=== EXCERPTED RECORDS ===
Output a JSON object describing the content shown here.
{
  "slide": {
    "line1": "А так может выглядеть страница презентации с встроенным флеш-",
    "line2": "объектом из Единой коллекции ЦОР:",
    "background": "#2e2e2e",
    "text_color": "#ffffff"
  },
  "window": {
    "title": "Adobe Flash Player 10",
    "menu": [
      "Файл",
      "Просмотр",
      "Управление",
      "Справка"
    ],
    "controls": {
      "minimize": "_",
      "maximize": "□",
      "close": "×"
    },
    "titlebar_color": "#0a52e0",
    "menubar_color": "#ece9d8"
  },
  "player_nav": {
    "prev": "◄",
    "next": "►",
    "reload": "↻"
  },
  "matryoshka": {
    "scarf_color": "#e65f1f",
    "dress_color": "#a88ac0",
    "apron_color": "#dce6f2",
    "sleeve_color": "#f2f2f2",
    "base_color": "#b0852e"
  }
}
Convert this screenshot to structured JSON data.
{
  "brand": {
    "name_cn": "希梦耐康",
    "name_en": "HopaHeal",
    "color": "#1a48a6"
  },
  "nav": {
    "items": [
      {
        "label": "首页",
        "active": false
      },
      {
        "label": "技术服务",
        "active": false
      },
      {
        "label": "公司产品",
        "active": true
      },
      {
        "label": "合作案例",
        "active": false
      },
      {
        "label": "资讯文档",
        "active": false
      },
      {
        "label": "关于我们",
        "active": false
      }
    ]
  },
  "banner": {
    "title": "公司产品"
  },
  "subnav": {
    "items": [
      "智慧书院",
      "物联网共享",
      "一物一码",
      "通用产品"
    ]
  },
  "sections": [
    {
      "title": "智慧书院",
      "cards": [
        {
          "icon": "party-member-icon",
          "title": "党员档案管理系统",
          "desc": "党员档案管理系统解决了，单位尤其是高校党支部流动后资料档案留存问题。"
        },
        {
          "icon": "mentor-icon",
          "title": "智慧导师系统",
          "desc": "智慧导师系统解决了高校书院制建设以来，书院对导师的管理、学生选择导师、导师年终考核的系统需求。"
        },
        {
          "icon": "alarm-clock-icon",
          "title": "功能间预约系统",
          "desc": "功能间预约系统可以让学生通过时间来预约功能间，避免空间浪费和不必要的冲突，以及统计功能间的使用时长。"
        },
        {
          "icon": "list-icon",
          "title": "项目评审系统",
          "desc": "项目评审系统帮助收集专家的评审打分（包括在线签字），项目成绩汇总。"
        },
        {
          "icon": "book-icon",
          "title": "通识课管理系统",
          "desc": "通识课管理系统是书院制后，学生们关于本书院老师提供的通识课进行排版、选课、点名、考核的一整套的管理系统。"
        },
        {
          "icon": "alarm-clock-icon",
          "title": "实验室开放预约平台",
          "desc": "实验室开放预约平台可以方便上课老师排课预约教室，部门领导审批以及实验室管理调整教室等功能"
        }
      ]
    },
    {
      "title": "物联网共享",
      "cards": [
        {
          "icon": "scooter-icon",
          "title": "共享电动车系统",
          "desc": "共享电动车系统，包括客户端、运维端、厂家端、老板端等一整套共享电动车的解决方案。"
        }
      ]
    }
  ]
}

=== GIVEN REQUEST ===
Write out the full set of records exactly as given.

=== EXERCISE RESULT ===
Output a JSON object describing the content shown here.
{
  "slide": {
    "line1": "А так может выглядеть страница презентации с встроенным флеш-",
    "line2": "объектом из Единой коллекции ЦОР:",
    "background": "#2e2e2e",
    "text_color": "#ffffff"
  },
  "window": {
    "title": "Adobe Flash Player 10",
    "menu": [
      "Файл",
      "Просмотр",
      "Управление",
      "Справка"
    ],
    "controls": {
      "minimize": "_",
      "maximize": "□",
      "close": "×"
    },
    "titlebar_color": "#0a52e0",
    "menubar_color": "#ece9d8"
  },
  "player_nav": {
    "prev": "◄",
    "next": "►",
    "reload": "↻"
  },
  "matryoshka": {
    "scarf_color": "#e65f1f",
    "dress_color": "#a88ac0",
    "apron_color": "#dce6f2",
    "sleeve_color": "#f2f2f2",
    "base_color": "#b0852e"
  }
}
Convert this screenshot to structured JSON data.
{
  "brand": {
    "name_cn": "希梦耐康",
    "name_en": "HopaHeal",
    "color": "#1a48a6"
  },
  "nav": {
    "items": [
      {
        "label": "首页",
        "active": false
      },
      {
        "label": "技术服务",
        "active": false
      },
      {
        "label": "公司产品",
        "active": true
      },
      {
        "label": "合作案例",
        "active": false
      },
      {
        "label": "资讯文档",
        "active": false
      },
      {
        "label": "关于我们",
        "active": false
      }
    ]
  },
  "banner": {
    "title": "公司产品"
  },
  "subnav": {
    "items": [
      "智慧书院",
      "物联网共享",
      "一物一码",
      "通用产品"
    ]
  },
  "sections": [
    {
      "title": "智慧书院",
      "cards": [
        {
          "icon": "party-member-icon",
          "title": "党员档案管理系统",
          "desc": "党员档案管理系统解决了，单位尤其是高校党支部流动后资料档案留存问题。"
        },
        {
          "icon": "mentor-icon",
          "title": "智慧导师系统",
          "desc": "智慧导师系统解决了高校书院制建设以来，书院对导师的管理、学生选择导师、导师年终考核的系统需求。"
        },
        {
          "icon": "alarm-clock-icon",
          "title": "功能间预约系统",
          "desc": "功能间预约系统可以让学生通过时间来预约功能间，避免空间浪费和不必要的冲突，以及统计功能间的使用时长。"
        },
        {
          "icon": "list-icon",
          "title": "项目评审系统",
          "desc": "项目评审系统帮助收集专家的评审打分（包括在线签字），项目成绩汇总。"
        },
        {
          "icon": "book-icon",
          "title": "通识课管理系统",
          "desc": "通识课管理系统是书院制后，学生们关于本书院老师提供的通识课进行排版、选课、点名、考核的一整套的管理系统。"
        },
        {
          "icon": "alarm-clock-icon",
          "title": "实验室开放预约平台",
          "desc": "实验室开放预约平台可以方便上课老师排课预约教室，部门领导审批以及实验室管理调整教室等功能"
        }
      ]
    },
    {
      "title": "物联网共享",
      "cards": [
        {
          "icon": "scooter-icon",
          "title": "共享电动车系统",
          "desc": "共享电动车系统，包括客户端、运维端、厂家端、老板端等一整套共享电动车的解决方案。"
        }
      ]
    }
  ]
}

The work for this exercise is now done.